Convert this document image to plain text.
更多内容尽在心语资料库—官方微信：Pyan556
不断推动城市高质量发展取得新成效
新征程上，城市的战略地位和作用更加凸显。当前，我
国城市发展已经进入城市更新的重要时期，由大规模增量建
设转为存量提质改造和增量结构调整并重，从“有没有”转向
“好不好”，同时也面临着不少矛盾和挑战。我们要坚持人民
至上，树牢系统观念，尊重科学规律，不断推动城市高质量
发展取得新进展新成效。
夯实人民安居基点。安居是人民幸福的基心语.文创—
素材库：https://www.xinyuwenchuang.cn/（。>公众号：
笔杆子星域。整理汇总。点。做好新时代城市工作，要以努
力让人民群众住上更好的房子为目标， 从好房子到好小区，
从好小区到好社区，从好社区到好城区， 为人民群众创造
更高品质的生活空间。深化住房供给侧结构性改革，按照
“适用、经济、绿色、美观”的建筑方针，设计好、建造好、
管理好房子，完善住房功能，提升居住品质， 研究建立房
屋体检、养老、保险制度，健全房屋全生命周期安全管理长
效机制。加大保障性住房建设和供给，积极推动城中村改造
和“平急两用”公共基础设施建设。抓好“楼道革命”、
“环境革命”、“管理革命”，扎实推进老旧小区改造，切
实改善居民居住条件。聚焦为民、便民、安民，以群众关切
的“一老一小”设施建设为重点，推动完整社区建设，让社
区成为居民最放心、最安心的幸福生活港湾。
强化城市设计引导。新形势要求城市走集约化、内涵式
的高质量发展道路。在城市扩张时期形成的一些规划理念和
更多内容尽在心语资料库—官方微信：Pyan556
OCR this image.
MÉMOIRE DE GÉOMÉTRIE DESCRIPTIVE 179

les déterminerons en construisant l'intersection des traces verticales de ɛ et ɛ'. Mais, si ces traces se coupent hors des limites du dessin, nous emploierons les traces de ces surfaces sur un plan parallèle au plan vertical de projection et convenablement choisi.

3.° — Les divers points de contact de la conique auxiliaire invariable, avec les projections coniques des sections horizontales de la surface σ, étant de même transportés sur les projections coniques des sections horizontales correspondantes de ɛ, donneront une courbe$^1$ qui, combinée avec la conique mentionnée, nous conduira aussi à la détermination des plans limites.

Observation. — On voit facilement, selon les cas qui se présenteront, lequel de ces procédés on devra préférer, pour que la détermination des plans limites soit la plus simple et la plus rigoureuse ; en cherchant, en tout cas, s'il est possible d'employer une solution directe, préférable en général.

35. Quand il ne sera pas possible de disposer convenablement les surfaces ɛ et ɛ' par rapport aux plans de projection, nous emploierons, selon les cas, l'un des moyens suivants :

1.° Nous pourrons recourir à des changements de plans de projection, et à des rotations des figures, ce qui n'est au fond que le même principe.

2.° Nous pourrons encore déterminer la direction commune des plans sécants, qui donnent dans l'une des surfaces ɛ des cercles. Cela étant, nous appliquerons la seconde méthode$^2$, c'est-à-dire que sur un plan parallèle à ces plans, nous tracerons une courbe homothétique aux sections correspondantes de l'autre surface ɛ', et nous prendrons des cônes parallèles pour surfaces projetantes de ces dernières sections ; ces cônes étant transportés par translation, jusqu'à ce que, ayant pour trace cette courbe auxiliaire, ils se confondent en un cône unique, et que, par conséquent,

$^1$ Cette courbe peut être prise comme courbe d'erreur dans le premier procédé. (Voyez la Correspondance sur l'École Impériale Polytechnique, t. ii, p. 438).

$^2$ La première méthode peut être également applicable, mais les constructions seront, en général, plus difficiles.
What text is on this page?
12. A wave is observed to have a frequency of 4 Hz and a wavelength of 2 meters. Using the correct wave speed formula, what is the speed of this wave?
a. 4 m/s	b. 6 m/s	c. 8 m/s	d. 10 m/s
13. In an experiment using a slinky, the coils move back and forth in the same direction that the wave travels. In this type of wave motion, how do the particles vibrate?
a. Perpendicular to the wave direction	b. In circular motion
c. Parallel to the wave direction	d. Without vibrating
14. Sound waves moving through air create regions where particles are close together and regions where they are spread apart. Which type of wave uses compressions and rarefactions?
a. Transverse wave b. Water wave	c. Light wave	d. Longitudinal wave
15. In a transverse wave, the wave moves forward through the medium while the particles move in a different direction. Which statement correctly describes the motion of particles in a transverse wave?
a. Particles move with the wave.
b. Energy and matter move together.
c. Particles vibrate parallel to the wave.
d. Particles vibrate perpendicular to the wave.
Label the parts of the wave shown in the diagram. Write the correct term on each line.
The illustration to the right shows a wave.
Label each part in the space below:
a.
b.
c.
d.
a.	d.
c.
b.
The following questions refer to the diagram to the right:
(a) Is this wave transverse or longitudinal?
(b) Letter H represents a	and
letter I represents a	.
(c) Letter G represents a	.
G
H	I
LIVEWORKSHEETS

######

Copy all lines from the data that hold the word "motion".

13. In an experiment using a slinky, the coils move back and forth in the same direction that the wave travels. In this type of wave motion, how do the particles vibrate?
a. Perpendicular to the wave direction	b. In circular motion
15. In a transverse wave, the wave moves forward through the medium while the particles move in a different direction. Which statement correctly describes the motion of particles in a transverse wave?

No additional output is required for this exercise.